■ **WHAT TO PRODUCE**
Count how many lines of the material hold "BITFINEX". Respond with that number alone.

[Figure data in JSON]
..........
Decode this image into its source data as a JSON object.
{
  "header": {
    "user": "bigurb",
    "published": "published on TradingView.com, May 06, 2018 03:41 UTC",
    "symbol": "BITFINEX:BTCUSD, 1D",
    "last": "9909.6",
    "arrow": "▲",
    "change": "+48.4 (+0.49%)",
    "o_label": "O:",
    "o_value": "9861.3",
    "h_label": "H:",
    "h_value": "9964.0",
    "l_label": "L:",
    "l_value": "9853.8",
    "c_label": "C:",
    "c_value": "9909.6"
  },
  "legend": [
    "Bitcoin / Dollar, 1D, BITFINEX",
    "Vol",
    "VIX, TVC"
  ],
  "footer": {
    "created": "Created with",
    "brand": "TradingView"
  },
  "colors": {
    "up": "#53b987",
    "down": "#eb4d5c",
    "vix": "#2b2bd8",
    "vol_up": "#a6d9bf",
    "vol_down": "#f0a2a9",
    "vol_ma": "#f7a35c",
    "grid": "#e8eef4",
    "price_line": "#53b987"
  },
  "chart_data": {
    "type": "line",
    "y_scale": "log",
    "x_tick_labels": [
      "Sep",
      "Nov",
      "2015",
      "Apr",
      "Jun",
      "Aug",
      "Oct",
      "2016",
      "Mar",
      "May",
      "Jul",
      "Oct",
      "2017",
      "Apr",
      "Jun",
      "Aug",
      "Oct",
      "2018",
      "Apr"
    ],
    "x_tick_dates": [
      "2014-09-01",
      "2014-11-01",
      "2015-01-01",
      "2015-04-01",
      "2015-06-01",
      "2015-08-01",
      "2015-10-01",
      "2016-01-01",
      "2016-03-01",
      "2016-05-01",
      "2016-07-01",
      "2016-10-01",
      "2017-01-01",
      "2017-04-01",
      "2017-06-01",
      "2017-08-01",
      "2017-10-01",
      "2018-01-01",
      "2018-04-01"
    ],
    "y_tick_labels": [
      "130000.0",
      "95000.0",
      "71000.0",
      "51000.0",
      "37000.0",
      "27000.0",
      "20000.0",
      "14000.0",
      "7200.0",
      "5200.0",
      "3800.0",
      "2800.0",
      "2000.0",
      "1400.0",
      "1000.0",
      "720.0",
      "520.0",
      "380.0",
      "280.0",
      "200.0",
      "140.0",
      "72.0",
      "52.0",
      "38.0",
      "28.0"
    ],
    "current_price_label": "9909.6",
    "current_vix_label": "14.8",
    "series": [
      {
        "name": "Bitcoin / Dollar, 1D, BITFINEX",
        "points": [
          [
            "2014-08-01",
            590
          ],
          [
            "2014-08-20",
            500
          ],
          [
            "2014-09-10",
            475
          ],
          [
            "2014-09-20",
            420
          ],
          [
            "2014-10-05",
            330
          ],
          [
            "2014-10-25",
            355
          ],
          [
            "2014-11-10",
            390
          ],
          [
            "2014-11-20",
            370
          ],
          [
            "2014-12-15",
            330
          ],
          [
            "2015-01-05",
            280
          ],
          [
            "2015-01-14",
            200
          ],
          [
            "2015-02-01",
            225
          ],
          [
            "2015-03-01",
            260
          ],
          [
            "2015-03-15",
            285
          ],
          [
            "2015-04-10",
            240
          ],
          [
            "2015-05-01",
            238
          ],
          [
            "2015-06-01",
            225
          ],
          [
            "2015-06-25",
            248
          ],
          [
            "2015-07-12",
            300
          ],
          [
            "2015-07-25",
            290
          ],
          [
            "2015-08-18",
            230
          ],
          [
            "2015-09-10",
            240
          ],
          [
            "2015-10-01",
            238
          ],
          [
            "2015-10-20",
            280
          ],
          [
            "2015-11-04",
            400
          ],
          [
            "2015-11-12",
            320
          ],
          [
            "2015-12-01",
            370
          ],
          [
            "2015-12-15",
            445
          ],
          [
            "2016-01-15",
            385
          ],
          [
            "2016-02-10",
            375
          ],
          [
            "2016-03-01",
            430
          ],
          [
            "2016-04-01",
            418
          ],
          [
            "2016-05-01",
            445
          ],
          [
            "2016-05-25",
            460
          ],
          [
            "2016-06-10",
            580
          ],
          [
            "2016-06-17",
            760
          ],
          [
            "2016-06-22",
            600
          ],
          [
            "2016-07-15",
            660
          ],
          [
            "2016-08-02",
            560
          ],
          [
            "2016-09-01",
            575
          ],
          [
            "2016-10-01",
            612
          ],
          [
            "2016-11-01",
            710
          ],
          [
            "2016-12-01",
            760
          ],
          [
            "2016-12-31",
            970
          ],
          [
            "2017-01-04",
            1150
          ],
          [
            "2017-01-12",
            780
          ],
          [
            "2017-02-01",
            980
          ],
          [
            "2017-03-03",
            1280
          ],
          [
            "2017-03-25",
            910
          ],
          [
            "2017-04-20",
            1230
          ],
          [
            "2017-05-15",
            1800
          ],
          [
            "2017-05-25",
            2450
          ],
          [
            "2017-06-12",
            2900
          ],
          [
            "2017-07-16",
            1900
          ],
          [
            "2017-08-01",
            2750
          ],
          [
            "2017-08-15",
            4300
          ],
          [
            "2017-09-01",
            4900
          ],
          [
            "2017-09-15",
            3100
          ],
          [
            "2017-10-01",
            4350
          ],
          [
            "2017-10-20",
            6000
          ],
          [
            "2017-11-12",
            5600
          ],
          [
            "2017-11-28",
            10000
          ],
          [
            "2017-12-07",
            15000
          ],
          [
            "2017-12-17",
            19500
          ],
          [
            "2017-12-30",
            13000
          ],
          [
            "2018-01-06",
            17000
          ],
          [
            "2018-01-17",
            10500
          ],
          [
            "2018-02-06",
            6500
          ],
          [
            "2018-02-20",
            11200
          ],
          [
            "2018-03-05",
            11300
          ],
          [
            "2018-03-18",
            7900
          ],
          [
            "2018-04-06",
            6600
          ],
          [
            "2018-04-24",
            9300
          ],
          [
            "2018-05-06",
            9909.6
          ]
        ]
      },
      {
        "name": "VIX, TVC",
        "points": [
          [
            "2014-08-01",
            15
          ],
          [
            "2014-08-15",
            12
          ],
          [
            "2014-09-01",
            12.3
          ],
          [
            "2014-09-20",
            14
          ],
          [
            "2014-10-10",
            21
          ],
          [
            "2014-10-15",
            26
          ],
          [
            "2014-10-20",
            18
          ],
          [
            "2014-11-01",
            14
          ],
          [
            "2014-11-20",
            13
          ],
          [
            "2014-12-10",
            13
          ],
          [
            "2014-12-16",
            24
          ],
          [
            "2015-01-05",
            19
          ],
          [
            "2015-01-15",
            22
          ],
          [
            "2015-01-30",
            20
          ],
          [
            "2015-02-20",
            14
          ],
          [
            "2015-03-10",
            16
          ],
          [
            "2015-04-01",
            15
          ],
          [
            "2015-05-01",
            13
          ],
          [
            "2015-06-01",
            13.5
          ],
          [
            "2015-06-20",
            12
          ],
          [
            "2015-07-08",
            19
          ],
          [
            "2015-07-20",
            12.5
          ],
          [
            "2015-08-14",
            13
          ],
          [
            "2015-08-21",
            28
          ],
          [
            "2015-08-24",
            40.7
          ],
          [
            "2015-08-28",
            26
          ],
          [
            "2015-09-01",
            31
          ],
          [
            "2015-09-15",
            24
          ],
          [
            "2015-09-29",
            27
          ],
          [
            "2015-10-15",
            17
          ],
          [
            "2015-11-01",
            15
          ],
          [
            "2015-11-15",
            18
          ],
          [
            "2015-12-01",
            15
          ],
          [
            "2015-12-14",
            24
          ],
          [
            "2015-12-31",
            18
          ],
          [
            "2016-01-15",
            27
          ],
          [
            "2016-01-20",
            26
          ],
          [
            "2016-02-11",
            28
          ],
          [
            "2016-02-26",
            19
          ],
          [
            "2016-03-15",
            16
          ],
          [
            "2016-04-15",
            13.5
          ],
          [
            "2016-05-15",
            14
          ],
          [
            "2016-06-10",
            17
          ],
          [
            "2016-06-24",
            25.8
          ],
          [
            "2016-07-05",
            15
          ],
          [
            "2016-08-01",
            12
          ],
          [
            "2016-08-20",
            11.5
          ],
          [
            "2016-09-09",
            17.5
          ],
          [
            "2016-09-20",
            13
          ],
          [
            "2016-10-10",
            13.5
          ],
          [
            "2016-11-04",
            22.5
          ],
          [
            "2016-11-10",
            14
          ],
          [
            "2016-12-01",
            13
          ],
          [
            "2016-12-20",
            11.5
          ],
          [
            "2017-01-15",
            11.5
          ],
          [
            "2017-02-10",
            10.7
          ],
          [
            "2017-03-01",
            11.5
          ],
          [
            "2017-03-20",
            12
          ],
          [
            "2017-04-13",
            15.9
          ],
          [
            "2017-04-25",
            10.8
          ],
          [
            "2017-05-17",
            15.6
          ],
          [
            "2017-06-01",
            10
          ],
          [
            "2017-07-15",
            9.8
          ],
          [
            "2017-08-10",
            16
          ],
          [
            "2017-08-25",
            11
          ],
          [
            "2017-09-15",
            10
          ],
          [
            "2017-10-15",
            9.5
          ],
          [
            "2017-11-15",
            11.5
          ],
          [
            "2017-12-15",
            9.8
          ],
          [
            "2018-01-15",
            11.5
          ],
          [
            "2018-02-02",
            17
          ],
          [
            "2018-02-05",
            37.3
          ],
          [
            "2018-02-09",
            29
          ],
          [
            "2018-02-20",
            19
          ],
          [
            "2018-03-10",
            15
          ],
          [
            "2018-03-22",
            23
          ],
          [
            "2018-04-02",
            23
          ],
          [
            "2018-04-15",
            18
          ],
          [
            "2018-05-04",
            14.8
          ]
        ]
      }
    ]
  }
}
..........
■ **FULL RESPONSE**
3